**Records for the exercise:**
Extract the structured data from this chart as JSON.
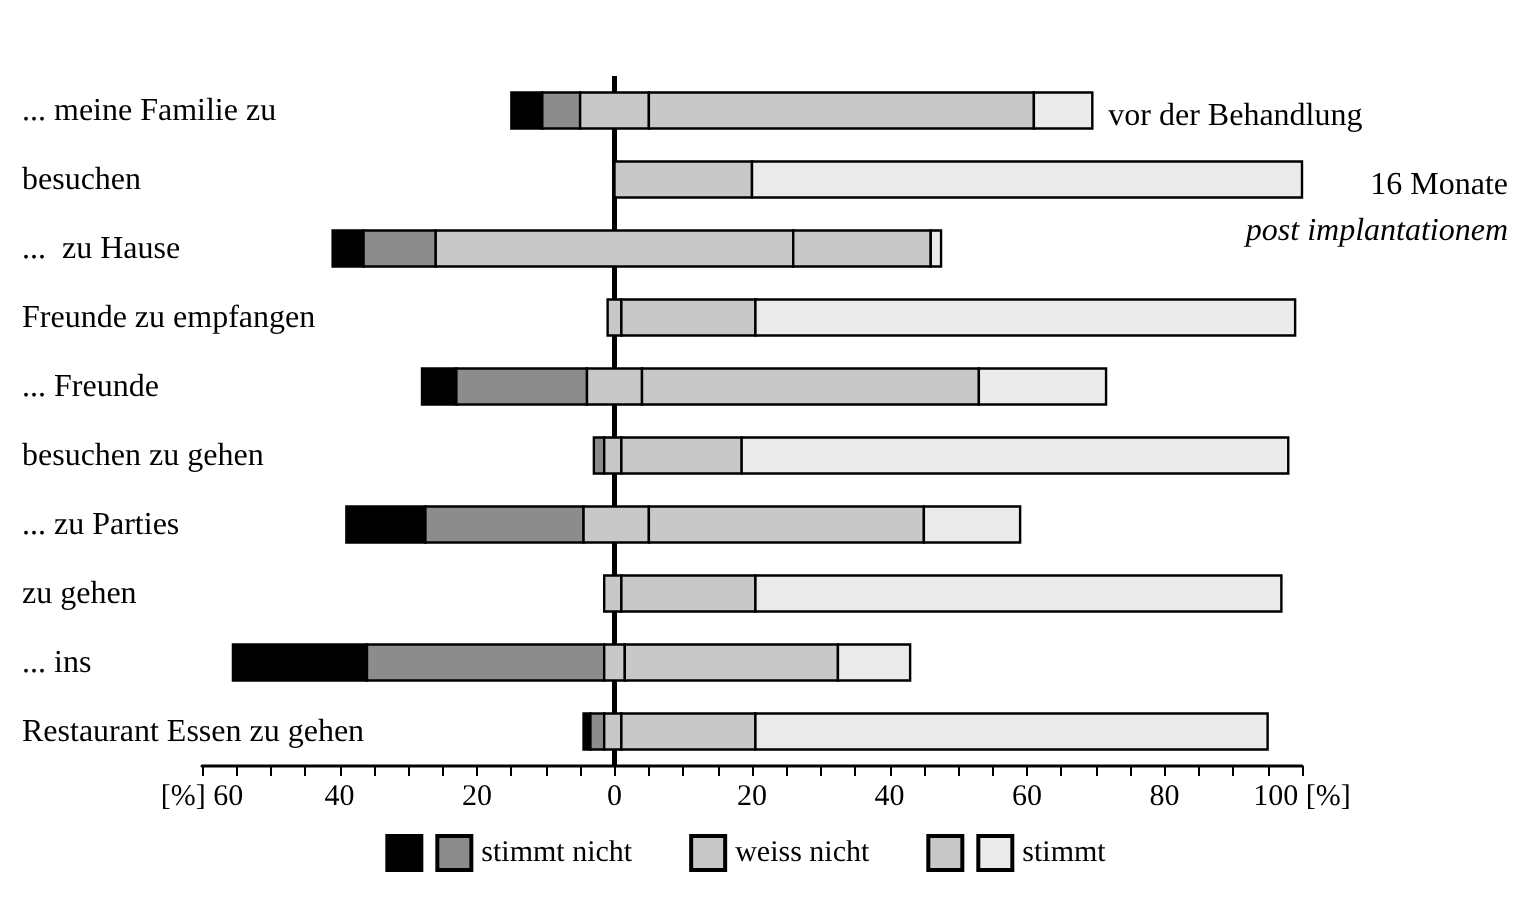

==

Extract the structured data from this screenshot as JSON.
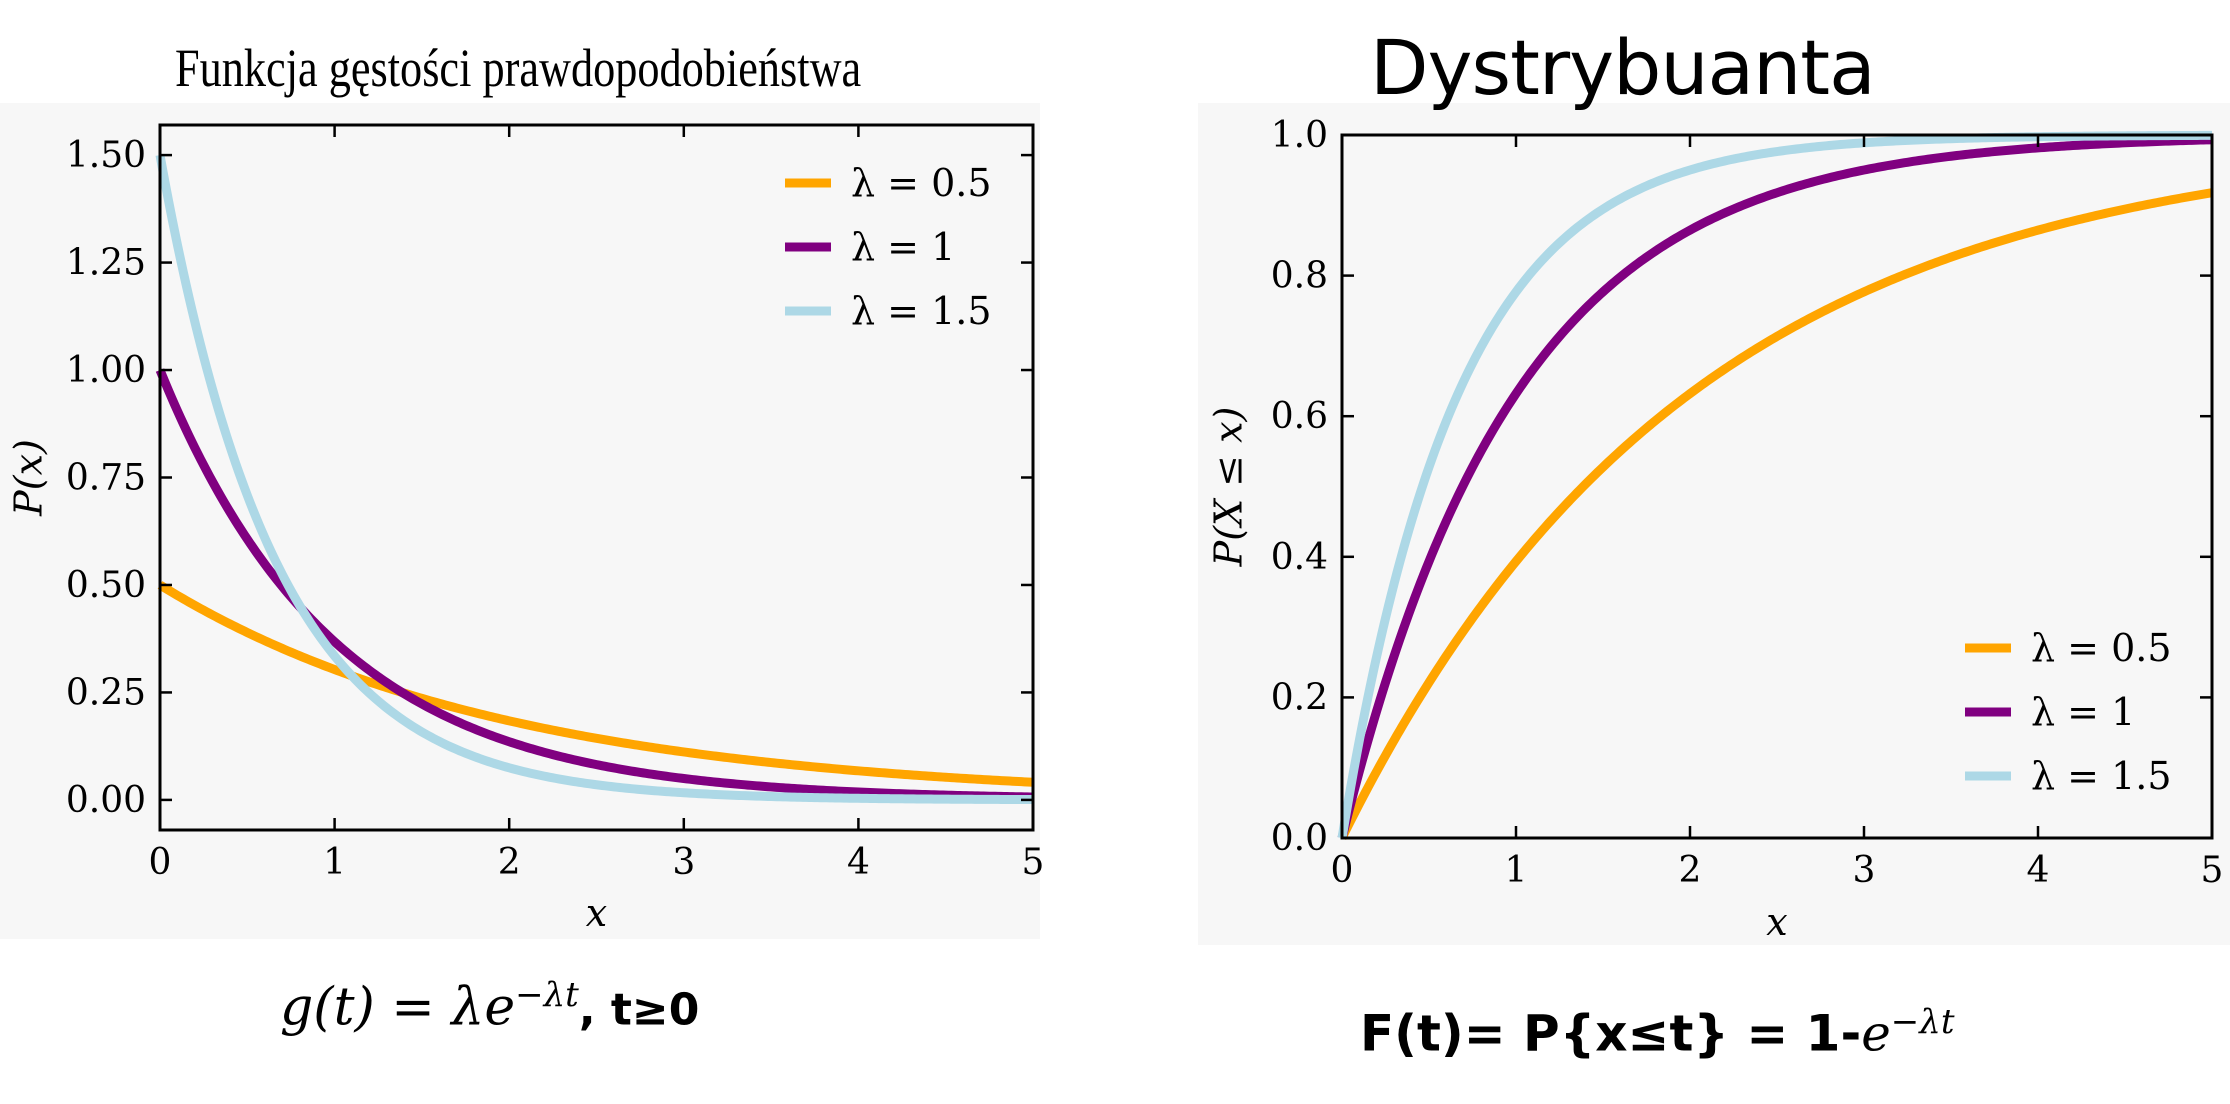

--

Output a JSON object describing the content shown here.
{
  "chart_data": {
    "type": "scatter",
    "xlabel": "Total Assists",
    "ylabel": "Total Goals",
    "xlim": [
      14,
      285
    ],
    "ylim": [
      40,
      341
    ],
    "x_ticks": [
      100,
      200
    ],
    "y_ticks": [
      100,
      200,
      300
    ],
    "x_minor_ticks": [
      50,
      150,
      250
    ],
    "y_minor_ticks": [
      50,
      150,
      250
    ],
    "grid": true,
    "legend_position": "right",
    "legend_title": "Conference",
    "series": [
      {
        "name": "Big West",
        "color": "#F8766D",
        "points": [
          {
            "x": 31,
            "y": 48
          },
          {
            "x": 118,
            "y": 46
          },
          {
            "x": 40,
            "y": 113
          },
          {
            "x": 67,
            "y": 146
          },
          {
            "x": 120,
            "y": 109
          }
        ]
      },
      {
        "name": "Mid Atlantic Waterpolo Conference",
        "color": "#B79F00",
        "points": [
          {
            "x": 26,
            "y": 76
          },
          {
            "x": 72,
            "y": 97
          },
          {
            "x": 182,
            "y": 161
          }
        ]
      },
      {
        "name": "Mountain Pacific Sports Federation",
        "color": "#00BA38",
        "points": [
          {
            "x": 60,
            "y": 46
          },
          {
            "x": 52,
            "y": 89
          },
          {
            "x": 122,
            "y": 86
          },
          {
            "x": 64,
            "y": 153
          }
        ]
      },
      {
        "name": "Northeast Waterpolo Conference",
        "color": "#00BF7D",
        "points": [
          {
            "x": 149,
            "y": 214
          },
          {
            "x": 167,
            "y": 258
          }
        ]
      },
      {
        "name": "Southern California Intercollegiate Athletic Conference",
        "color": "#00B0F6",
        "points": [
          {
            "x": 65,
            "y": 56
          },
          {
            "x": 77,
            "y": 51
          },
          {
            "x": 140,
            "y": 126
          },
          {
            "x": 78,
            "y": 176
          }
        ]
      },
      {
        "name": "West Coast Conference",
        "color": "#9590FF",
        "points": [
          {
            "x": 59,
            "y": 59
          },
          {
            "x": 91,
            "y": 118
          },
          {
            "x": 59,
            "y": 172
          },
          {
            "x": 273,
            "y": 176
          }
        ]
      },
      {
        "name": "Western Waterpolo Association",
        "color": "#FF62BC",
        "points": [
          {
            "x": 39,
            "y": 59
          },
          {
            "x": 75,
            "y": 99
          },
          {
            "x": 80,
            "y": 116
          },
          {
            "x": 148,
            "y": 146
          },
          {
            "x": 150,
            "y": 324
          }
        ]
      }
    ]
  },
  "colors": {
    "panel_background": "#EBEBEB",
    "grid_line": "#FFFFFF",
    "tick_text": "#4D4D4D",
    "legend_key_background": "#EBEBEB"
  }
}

**Given exercise:**
Answer only with how many lines in the records include "from".

**Written response:**
2